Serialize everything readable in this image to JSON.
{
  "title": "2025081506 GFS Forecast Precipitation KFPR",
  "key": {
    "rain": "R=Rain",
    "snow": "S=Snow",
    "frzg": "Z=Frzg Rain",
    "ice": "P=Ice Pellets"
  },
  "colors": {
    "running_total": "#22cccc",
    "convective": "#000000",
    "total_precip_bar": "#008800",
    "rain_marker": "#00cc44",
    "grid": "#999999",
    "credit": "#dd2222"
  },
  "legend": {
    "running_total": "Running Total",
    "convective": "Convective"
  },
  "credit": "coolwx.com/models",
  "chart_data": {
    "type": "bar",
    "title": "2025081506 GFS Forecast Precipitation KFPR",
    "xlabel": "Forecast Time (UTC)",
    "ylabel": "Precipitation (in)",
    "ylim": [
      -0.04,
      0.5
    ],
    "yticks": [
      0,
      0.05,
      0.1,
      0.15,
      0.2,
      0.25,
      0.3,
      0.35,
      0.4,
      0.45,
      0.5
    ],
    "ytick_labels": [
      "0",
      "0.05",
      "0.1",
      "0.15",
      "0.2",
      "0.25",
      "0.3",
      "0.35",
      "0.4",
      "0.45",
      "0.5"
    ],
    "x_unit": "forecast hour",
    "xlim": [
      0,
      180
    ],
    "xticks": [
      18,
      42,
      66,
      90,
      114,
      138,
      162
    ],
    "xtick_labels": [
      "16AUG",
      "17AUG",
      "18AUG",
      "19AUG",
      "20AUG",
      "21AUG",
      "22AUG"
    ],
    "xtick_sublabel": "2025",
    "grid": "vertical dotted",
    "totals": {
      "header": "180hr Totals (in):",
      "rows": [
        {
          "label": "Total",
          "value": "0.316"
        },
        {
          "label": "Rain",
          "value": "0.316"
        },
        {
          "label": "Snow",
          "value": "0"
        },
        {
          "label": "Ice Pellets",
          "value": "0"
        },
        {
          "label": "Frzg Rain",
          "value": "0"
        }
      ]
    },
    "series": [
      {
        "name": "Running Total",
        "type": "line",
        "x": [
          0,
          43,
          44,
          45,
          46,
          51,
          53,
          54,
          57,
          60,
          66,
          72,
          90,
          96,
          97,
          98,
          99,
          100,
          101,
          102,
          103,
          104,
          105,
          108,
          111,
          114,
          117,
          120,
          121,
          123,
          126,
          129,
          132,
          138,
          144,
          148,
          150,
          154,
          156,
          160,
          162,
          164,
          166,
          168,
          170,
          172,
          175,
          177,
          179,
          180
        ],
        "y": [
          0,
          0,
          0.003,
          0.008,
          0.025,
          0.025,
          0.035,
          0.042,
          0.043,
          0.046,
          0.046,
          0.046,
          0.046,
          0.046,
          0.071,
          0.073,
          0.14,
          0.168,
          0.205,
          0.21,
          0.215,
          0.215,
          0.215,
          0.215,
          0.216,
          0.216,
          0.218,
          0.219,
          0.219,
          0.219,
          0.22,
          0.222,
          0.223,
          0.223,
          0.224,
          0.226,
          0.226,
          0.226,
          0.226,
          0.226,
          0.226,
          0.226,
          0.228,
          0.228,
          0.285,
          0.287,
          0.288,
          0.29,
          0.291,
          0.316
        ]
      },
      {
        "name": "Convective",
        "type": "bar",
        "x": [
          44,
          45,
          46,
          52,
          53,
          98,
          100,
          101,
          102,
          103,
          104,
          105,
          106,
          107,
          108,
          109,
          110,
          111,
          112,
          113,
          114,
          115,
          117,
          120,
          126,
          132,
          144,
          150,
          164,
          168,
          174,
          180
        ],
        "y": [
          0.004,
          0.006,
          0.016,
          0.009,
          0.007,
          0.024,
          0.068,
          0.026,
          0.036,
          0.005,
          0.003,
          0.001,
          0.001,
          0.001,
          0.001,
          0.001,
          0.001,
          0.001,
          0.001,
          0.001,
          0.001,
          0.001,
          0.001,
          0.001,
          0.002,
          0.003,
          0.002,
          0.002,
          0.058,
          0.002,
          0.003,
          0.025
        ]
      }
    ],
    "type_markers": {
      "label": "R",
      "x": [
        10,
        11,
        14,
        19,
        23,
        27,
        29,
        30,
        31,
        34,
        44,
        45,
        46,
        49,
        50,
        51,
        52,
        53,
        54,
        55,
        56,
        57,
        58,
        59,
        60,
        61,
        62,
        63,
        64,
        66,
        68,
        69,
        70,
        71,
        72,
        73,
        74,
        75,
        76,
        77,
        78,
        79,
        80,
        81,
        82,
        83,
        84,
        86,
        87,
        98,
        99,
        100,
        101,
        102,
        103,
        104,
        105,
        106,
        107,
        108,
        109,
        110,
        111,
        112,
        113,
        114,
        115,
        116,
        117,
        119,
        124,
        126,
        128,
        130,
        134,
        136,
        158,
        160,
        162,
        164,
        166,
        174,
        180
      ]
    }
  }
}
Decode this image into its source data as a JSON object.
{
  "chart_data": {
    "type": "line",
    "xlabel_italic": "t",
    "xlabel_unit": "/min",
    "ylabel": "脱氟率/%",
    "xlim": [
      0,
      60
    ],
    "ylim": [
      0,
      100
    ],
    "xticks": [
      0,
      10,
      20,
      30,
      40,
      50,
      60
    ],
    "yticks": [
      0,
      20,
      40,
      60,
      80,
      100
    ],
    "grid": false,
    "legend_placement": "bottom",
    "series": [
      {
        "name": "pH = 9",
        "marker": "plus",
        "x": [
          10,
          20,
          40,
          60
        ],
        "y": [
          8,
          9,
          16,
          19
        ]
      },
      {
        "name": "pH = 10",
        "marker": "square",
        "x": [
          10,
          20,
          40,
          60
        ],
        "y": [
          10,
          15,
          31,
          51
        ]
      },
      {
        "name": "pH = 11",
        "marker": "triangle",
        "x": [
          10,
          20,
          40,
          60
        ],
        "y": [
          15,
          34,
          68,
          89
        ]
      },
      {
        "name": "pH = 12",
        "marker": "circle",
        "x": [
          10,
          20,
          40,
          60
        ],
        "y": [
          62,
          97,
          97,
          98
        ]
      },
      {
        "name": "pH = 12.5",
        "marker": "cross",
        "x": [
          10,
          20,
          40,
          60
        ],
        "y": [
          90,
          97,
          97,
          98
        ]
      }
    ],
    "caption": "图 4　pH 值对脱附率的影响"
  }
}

*Exercise prompt:*
Return the full listing, character for character.

*Written response:*
Serialize everything readable in this image to JSON.
{
  "title": "2025081506 GFS Forecast Precipitation KFPR",
  "key": {
    "rain": "R=Rain",
    "snow": "S=Snow",
    "frzg": "Z=Frzg Rain",
    "ice": "P=Ice Pellets"
  },
  "colors": {
    "running_total": "#22cccc",
    "convective": "#000000",
    "total_precip_bar": "#008800",
    "rain_marker": "#00cc44",
    "grid": "#999999",
    "credit": "#dd2222"
  },
  "legend": {
    "running_total": "Running Total",
    "convective": "Convective"
  },
  "credit": "coolwx.com/models",
  "chart_data": {
    "type": "bar",
    "title": "2025081506 GFS Forecast Precipitation KFPR",
    "xlabel": "Forecast Time (UTC)",
    "ylabel": "Precipitation (in)",
    "ylim": [
      -0.04,
      0.5
    ],
    "yticks": [
      0,
      0.05,
      0.1,
      0.15,
      0.2,
      0.25,
      0.3,
      0.35,
      0.4,
      0.45,
      0.5
    ],
    "ytick_labels": [
      "0",
      "0.05",
      "0.1",
      "0.15",
      "0.2",
      "0.25",
      "0.3",
      "0.35",
      "0.4",
      "0.45",
      "0.5"
    ],
    "x_unit": "forecast hour",
    "xlim": [
      0,
      180
    ],
    "xticks": [
      18,
      42,
      66,
      90,
      114,
      138,
      162
    ],
    "xtick_labels": [
      "16AUG",
      "17AUG",
      "18AUG",
      "19AUG",
      "20AUG",
      "21AUG",
      "22AUG"
    ],
    "xtick_sublabel": "2025",
    "grid": "vertical dotted",
    "totals": {
      "header": "180hr Totals (in):",
      "rows": [
        {
          "label": "Total",
          "value": "0.316"
        },
        {
          "label": "Rain",
          "value": "0.316"
        },
        {
          "label": "Snow",
          "value": "0"
        },
        {
          "label": "Ice Pellets",
          "value": "0"
        },
        {
          "label": "Frzg Rain",
          "value": "0"
        }
      ]
    },
    "series": [
      {
        "name": "Running Total",
        "type": "line",
        "x": [
          0,
          43,
          44,
          45,
          46,
          51,
          53,
          54,
          57,
          60,
          66,
          72,
          90,
          96,
          97,
          98,
          99,
          100,
          101,
          102,
          103,
          104,
          105,
          108,
          111,
          114,
          117,
          120,
          121,
          123,
          126,
          129,
          132,
          138,
          144,
          148,
          150,
          154,
          156,
          160,
          162,
          164,
          166,
          168,
          170,
          172,
          175,
          177,
          179,
          180
        ],
        "y": [
          0,
          0,
          0.003,
          0.008,
          0.025,
          0.025,
          0.035,
          0.042,
          0.043,
          0.046,
          0.046,
          0.046,
          0.046,
          0.046,
          0.071,
          0.073,
          0.14,
          0.168,
          0.205,
          0.21,
          0.215,
          0.215,
          0.215,
          0.215,
          0.216,
          0.216,
          0.218,
          0.219,
          0.219,
          0.219,
          0.22,
          0.222,
          0.223,
          0.223,
          0.224,
          0.226,
          0.226,
          0.226,
          0.226,
          0.226,
          0.226,
          0.226,
          0.228,
          0.228,
          0.285,
          0.287,
          0.288,
          0.29,
          0.291,
          0.316
        ]
      },
      {
        "name": "Convective",
        "type": "bar",
        "x": [
          44,
          45,
          46,
          52,
          53,
          98,
          100,
          101,
          102,
          103,
          104,
          105,
          106,
          107,
          108,
          109,
          110,
          111,
          112,
          113,
          114,
          115,
          117,
          120,
          126,
          132,
          144,
          150,
          164,
          168,
          174,
          180
        ],
        "y": [
          0.004,
          0.006,
          0.016,
          0.009,
          0.007,
          0.024,
          0.068,
          0.026,
          0.036,
          0.005,
          0.003,
          0.001,
          0.001,
          0.001,
          0.001,
          0.001,
          0.001,
          0.001,
          0.001,
          0.001,
          0.001,
          0.001,
          0.001,
          0.001,
          0.002,
          0.003,
          0.002,
          0.002,
          0.058,
          0.002,
          0.003,
          0.025
        ]
      }
    ],
    "type_markers": {
      "label": "R",
      "x": [
        10,
        11,
        14,
        19,
        23,
        27,
        29,
        30,
        31,
        34,
        44,
        45,
        46,
        49,
        50,
        51,
        52,
        53,
        54,
        55,
        56,
        57,
        58,
        59,
        60,
        61,
        62,
        63,
        64,
        66,
        68,
        69,
        70,
        71,
        72,
        73,
        74,
        75,
        76,
        77,
        78,
        79,
        80,
        81,
        82,
        83,
        84,
        86,
        87,
        98,
        99,
        100,
        101,
        102,
        103,
        104,
        105,
        106,
        107,
        108,
        109,
        110,
        111,
        112,
        113,
        114,
        115,
        116,
        117,
        119,
        124,
        126,
        128,
        130,
        134,
        136,
        158,
        160,
        162,
        164,
        166,
        174,
        180
      ]
    }
  }
}
Decode this image into its source data as a JSON object.
{
  "chart_data": {
    "type": "line",
    "xlabel_italic": "t",
    "xlabel_unit": "/min",
    "ylabel": "脱氟率/%",
    "xlim": [
      0,
      60
    ],
    "ylim": [
      0,
      100
    ],
    "xticks": [
      0,
      10,
      20,
      30,
      40,
      50,
      60
    ],
    "yticks": [
      0,
      20,
      40,
      60,
      80,
      100
    ],
    "grid": false,
    "legend_placement": "bottom",
    "series": [
      {
        "name": "pH = 9",
        "marker": "plus",
        "x": [
          10,
          20,
          40,
          60
        ],
        "y": [
          8,
          9,
          16,
          19
        ]
      },
      {
        "name": "pH = 10",
        "marker": "square",
        "x": [
          10,
          20,
          40,
          60
        ],
        "y": [
          10,
          15,
          31,
          51
        ]
      },
      {
        "name": "pH = 11",
        "marker": "triangle",
        "x": [
          10,
          20,
          40,
          60
        ],
        "y": [
          15,
          34,
          68,
          89
        ]
      },
      {
        "name": "pH = 12",
        "marker": "circle",
        "x": [
          10,
          20,
          40,
          60
        ],
        "y": [
          62,
          97,
          97,
          98
        ]
      },
      {
        "name": "pH = 12.5",
        "marker": "cross",
        "x": [
          10,
          20,
          40,
          60
        ],
        "y": [
          90,
          97,
          97,
          98
        ]
      }
    ],
    "caption": "图 4　pH 值对脱附率的影响"
  }
}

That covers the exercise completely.